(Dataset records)
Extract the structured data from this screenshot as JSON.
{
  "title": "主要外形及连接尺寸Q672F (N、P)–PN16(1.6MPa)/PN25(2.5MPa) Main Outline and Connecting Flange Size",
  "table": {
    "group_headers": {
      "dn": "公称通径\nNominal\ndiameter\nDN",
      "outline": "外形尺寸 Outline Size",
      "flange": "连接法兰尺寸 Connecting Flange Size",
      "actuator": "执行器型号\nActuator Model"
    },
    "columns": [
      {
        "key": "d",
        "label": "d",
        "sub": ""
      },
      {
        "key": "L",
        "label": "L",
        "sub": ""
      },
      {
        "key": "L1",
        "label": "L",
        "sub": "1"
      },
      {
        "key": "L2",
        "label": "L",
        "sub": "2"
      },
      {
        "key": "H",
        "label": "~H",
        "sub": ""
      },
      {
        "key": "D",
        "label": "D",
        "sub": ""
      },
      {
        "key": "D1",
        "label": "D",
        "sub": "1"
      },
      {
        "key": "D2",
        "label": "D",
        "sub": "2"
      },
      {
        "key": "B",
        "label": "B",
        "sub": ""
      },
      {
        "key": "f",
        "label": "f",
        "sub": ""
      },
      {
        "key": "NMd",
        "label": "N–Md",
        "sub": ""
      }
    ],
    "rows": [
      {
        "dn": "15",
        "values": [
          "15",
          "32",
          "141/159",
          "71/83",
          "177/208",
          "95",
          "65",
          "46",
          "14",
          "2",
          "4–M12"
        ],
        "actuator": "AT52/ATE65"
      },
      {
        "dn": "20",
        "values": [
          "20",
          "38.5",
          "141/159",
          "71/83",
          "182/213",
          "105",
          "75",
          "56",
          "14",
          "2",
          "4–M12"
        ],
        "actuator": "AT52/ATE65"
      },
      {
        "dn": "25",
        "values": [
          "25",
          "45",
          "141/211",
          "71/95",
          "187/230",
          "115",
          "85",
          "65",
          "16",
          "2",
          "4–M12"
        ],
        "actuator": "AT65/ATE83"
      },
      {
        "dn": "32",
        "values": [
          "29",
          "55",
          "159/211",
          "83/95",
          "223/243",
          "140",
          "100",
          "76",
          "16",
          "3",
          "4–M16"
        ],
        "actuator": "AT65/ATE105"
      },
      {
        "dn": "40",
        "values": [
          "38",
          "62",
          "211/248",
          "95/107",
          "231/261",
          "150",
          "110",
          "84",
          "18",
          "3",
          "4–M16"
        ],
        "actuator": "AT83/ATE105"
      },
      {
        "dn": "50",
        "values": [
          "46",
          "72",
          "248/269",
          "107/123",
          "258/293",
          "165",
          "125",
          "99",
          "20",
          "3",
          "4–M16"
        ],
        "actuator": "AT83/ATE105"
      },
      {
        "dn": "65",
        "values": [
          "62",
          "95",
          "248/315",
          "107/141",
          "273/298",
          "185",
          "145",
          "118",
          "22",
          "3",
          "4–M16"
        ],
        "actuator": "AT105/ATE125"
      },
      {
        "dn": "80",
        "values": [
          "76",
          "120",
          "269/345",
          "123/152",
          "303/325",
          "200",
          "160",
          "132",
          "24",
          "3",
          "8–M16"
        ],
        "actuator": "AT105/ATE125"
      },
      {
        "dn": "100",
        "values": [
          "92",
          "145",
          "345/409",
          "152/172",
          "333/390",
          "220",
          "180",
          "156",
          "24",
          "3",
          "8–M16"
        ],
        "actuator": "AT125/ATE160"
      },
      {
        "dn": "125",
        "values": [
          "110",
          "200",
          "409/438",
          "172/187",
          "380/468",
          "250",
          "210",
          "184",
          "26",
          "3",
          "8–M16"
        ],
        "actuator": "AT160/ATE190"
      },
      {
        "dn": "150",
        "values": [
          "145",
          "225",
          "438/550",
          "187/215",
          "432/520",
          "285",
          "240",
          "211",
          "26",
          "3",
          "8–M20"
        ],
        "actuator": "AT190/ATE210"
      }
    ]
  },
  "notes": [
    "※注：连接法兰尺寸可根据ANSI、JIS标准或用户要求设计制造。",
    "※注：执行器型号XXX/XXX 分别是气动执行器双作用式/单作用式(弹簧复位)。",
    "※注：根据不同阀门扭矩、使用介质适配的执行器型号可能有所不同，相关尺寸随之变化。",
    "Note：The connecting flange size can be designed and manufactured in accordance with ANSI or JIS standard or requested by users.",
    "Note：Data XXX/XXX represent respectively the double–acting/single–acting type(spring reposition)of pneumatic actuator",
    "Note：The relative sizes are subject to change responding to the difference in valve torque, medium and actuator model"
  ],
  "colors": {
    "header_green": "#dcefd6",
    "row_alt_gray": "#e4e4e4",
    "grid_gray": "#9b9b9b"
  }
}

WORK TO BE COMPLETED:
Extract the entries above verbatim.

ANSWER TO THE TASK:
Extract the structured data from this screenshot as JSON.
{
  "title": "主要外形及连接尺寸Q672F (N、P)–PN16(1.6MPa)/PN25(2.5MPa) Main Outline and Connecting Flange Size",
  "table": {
    "group_headers": {
      "dn": "公称通径\nNominal\ndiameter\nDN",
      "outline": "外形尺寸 Outline Size",
      "flange": "连接法兰尺寸 Connecting Flange Size",
      "actuator": "执行器型号\nActuator Model"
    },
    "columns": [
      {
        "key": "d",
        "label": "d",
        "sub": ""
      },
      {
        "key": "L",
        "label": "L",
        "sub": ""
      },
      {
        "key": "L1",
        "label": "L",
        "sub": "1"
      },
      {
        "key": "L2",
        "label": "L",
        "sub": "2"
      },
      {
        "key": "H",
        "label": "~H",
        "sub": ""
      },
      {
        "key": "D",
        "label": "D",
        "sub": ""
      },
      {
        "key": "D1",
        "label": "D",
        "sub": "1"
      },
      {
        "key": "D2",
        "label": "D",
        "sub": "2"
      },
      {
        "key": "B",
        "label": "B",
        "sub": ""
      },
      {
        "key": "f",
        "label": "f",
        "sub": ""
      },
      {
        "key": "NMd",
        "label": "N–Md",
        "sub": ""
      }
    ],
    "rows": [
      {
        "dn": "15",
        "values": [
          "15",
          "32",
          "141/159",
          "71/83",
          "177/208",
          "95",
          "65",
          "46",
          "14",
          "2",
          "4–M12"
        ],
        "actuator": "AT52/ATE65"
      },
      {
        "dn": "20",
        "values": [
          "20",
          "38.5",
          "141/159",
          "71/83",
          "182/213",
          "105",
          "75",
          "56",
          "14",
          "2",
          "4–M12"
        ],
        "actuator": "AT52/ATE65"
      },
      {
        "dn": "25",
        "values": [
          "25",
          "45",
          "141/211",
          "71/95",
          "187/230",
          "115",
          "85",
          "65",
          "16",
          "2",
          "4–M12"
        ],
        "actuator": "AT65/ATE83"
      },
      {
        "dn": "32",
        "values": [
          "29",
          "55",
          "159/211",
          "83/95",
          "223/243",
          "140",
          "100",
          "76",
          "16",
          "3",
          "4–M16"
        ],
        "actuator": "AT65/ATE105"
      },
      {
        "dn": "40",
        "values": [
          "38",
          "62",
          "211/248",
          "95/107",
          "231/261",
          "150",
          "110",
          "84",
          "18",
          "3",
          "4–M16"
        ],
        "actuator": "AT83/ATE105"
      },
      {
        "dn": "50",
        "values": [
          "46",
          "72",
          "248/269",
          "107/123",
          "258/293",
          "165",
          "125",
          "99",
          "20",
          "3",
          "4–M16"
        ],
        "actuator": "AT83/ATE105"
      },
      {
        "dn": "65",
        "values": [
          "62",
          "95",
          "248/315",
          "107/141",
          "273/298",
          "185",
          "145",
          "118",
          "22",
          "3",
          "4–M16"
        ],
        "actuator": "AT105/ATE125"
      },
      {
        "dn": "80",
        "values": [
          "76",
          "120",
          "269/345",
          "123/152",
          "303/325",
          "200",
          "160",
          "132",
          "24",
          "3",
          "8–M16"
        ],
        "actuator": "AT105/ATE125"
      },
      {
        "dn": "100",
        "values": [
          "92",
          "145",
          "345/409",
          "152/172",
          "333/390",
          "220",
          "180",
          "156",
          "24",
          "3",
          "8–M16"
        ],
        "actuator": "AT125/ATE160"
      },
      {
        "dn": "125",
        "values": [
          "110",
          "200",
          "409/438",
          "172/187",
          "380/468",
          "250",
          "210",
          "184",
          "26",
          "3",
          "8–M16"
        ],
        "actuator": "AT160/ATE190"
      },
      {
        "dn": "150",
        "values": [
          "145",
          "225",
          "438/550",
          "187/215",
          "432/520",
          "285",
          "240",
          "211",
          "26",
          "3",
          "8–M20"
        ],
        "actuator": "AT190/ATE210"
      }
    ]
  },
  "notes": [
    "※注：连接法兰尺寸可根据ANSI、JIS标准或用户要求设计制造。",
    "※注：执行器型号XXX/XXX 分别是气动执行器双作用式/单作用式(弹簧复位)。",
    "※注：根据不同阀门扭矩、使用介质适配的执行器型号可能有所不同，相关尺寸随之变化。",
    "Note：The connecting flange size can be designed and manufactured in accordance with ANSI or JIS standard or requested by users.",
    "Note：Data XXX/XXX represent respectively the double–acting/single–acting type(spring reposition)of pneumatic actuator",
    "Note：The relative sizes are subject to change responding to the difference in valve torque, medium and actuator model"
  ],
  "colors": {
    "header_green": "#dcefd6",
    "row_alt_gray": "#e4e4e4",
    "grid_gray": "#9b9b9b"
  }
}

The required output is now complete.